Required work:
Write out every entry word for word.

Data:
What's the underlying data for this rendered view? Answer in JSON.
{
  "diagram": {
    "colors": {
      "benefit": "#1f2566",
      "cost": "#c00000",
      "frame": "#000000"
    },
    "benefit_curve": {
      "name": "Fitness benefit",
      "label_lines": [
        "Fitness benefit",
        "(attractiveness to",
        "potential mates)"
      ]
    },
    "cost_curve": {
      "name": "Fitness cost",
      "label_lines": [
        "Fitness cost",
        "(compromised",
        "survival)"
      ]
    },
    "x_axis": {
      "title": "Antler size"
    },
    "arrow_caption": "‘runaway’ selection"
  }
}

The solution:
What's the underlying data for this rendered view? Answer in JSON.
{
  "diagram": {
    "colors": {
      "benefit": "#1f2566",
      "cost": "#c00000",
      "frame": "#000000"
    },
    "benefit_curve": {
      "name": "Fitness benefit",
      "label_lines": [
        "Fitness benefit",
        "(attractiveness to",
        "potential mates)"
      ]
    },
    "cost_curve": {
      "name": "Fitness cost",
      "label_lines": [
        "Fitness cost",
        "(compromised",
        "survival)"
      ]
    },
    "x_axis": {
      "title": "Antler size"
    },
    "arrow_caption": "‘runaway’ selection"
  }
}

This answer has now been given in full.